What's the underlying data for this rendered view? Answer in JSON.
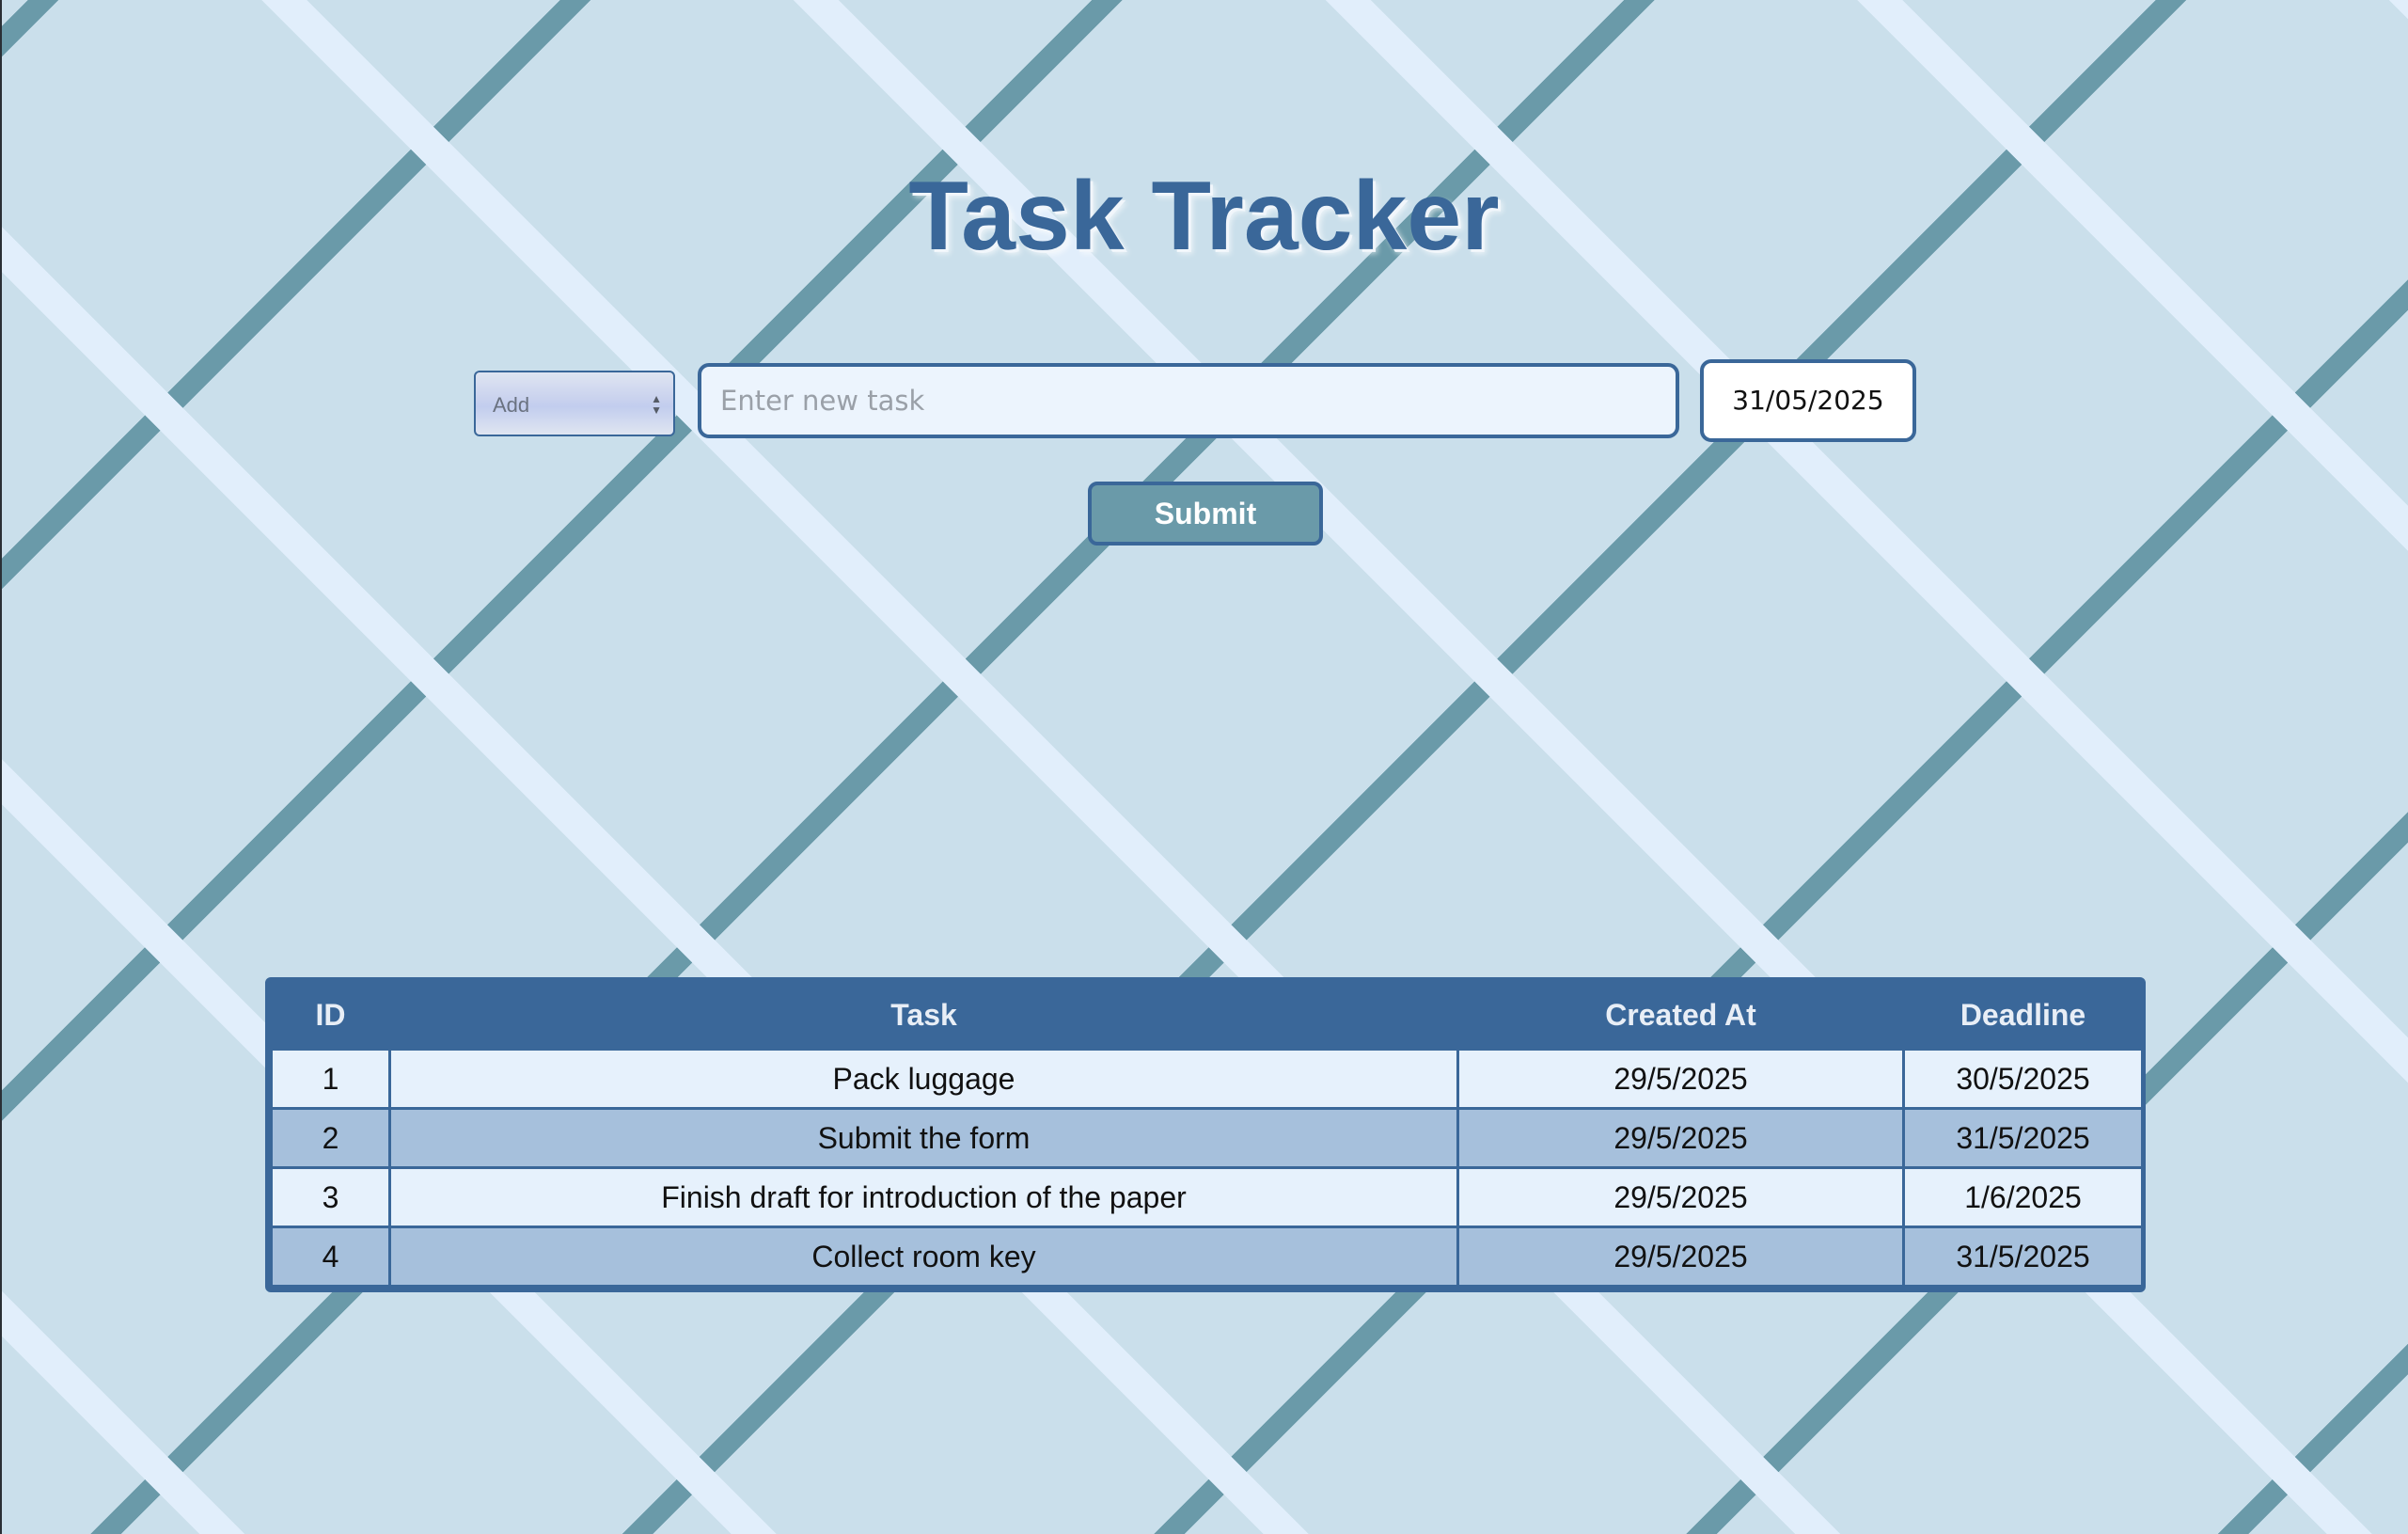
{
  "page": {
    "title": "Task Tracker"
  },
  "form": {
    "action_select": {
      "value": "Add",
      "options": [
        "Add"
      ]
    },
    "task_input": {
      "value": "",
      "placeholder": "Enter new task"
    },
    "deadline_date": "31/05/2025",
    "submit_label": "Submit"
  },
  "table": {
    "headers": {
      "id": "ID",
      "task": "Task",
      "created_at": "Created At",
      "deadline": "Deadline"
    },
    "rows": [
      {
        "id": "1",
        "task": "Pack luggage",
        "created_at": "29/5/2025",
        "deadline": "30/5/2025"
      },
      {
        "id": "2",
        "task": "Submit the form",
        "created_at": "29/5/2025",
        "deadline": "31/5/2025"
      },
      {
        "id": "3",
        "task": "Finish draft for introduction of the paper",
        "created_at": "29/5/2025",
        "deadline": "1/6/2025"
      },
      {
        "id": "4",
        "task": "Collect room key",
        "created_at": "29/5/2025",
        "deadline": "31/5/2025"
      }
    ]
  },
  "colors": {
    "primary": "#3a6799",
    "background": "#cadfeb",
    "accent_teal": "#6a9aa9",
    "row_light": "#e6f1fc",
    "row_dark": "#a6c0dc"
  },
  "icons": {
    "select_arrows": "updown-chevron-icon"
  }
}
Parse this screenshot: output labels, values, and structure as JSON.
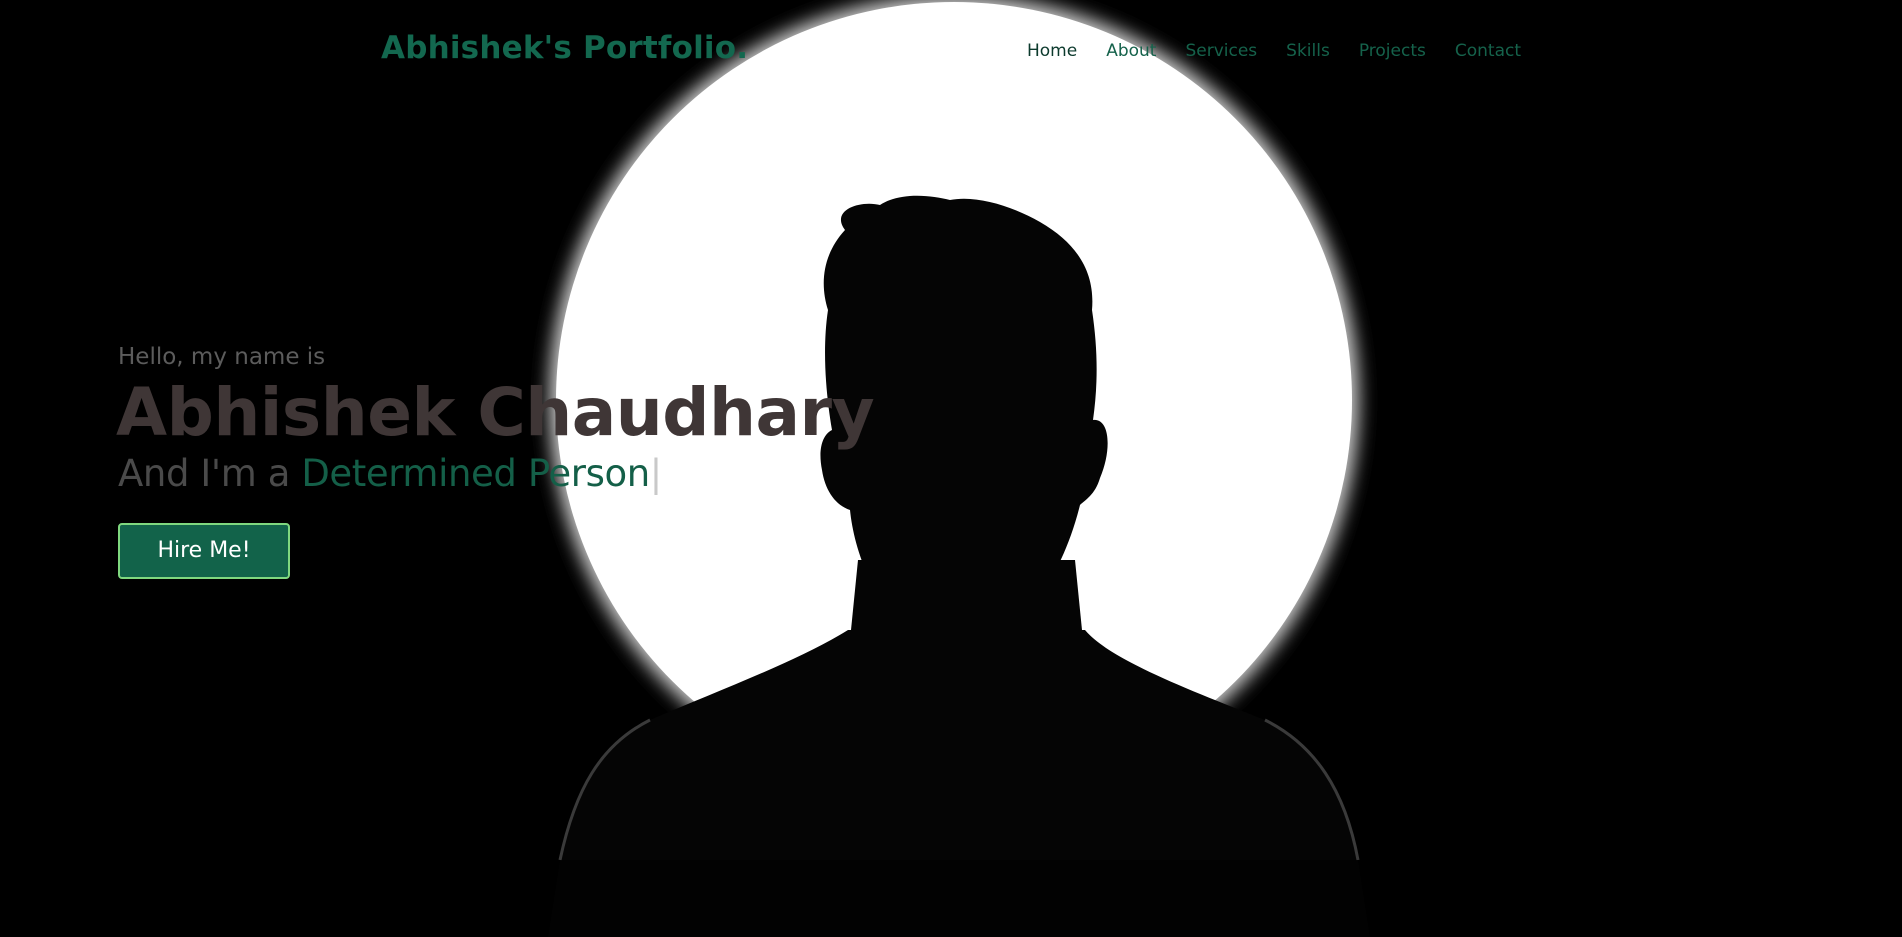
{
  "navbar": {
    "brand": "Abhishek's Portfolio.",
    "items": [
      {
        "label": "Home"
      },
      {
        "label": "About"
      },
      {
        "label": "Services"
      },
      {
        "label": "Skills"
      },
      {
        "label": "Projects"
      },
      {
        "label": "Contact"
      }
    ]
  },
  "hero": {
    "greeting": "Hello, my name is",
    "name": "Abhishek Chaudhary",
    "role_prefix": "And I'm a ",
    "role_typed": "Determined Person",
    "caret": "|",
    "cta_label": "Hire Me!"
  },
  "colors": {
    "accent": "#13684f",
    "button_border": "#7fd87f",
    "background": "#000000"
  }
}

★ ★ ★ ★

## [Instruction]
Restate the whole listing above exactly, except for its images.

## [Completed exercise]
What's the underlying data for this rendered view? Answer in JSON.
{
  "page": {
    "title": "Task Tracker"
  },
  "form": {
    "action_select": {
      "value": "Add",
      "options": [
        "Add"
      ]
    },
    "task_input": {
      "value": "",
      "placeholder": "Enter new task"
    },
    "deadline_date": "31/05/2025",
    "submit_label": "Submit"
  },
  "table": {
    "headers": {
      "id": "ID",
      "task": "Task",
      "created_at": "Created At",
      "deadline": "Deadline"
    },
    "rows": [
      {
        "id": "1",
        "task": "Pack luggage",
        "created_at": "29/5/2025",
        "deadline": "30/5/2025"
      },
      {
        "id": "2",
        "task": "Submit the form",
        "created_at": "29/5/2025",
        "deadline": "31/5/2025"
      },
      {
        "id": "3",
        "task": "Finish draft for introduction of the paper",
        "created_at": "29/5/2025",
        "deadline": "1/6/2025"
      },
      {
        "id": "4",
        "task": "Collect room key",
        "created_at": "29/5/2025",
        "deadline": "31/5/2025"
      }
    ]
  },
  "colors": {
    "primary": "#3a6799",
    "background": "#cadfeb",
    "accent_teal": "#6a9aa9",
    "row_light": "#e6f1fc",
    "row_dark": "#a6c0dc"
  },
  "icons": {
    "select_arrows": "updown-chevron-icon"
  }
}
Parse this screenshot: output labels, values, and structure as JSON.
{
  "navbar": {
    "brand": "Abhishek's Portfolio.",
    "items": [
      {
        "label": "Home"
      },
      {
        "label": "About"
      },
      {
        "label": "Services"
      },
      {
        "label": "Skills"
      },
      {
        "label": "Projects"
      },
      {
        "label": "Contact"
      }
    ]
  },
  "hero": {
    "greeting": "Hello, my name is",
    "name": "Abhishek Chaudhary",
    "role_prefix": "And I'm a ",
    "role_typed": "Determined Person",
    "caret": "|",
    "cta_label": "Hire Me!"
  },
  "colors": {
    "accent": "#13684f",
    "button_border": "#7fd87f",
    "background": "#000000"
  }
}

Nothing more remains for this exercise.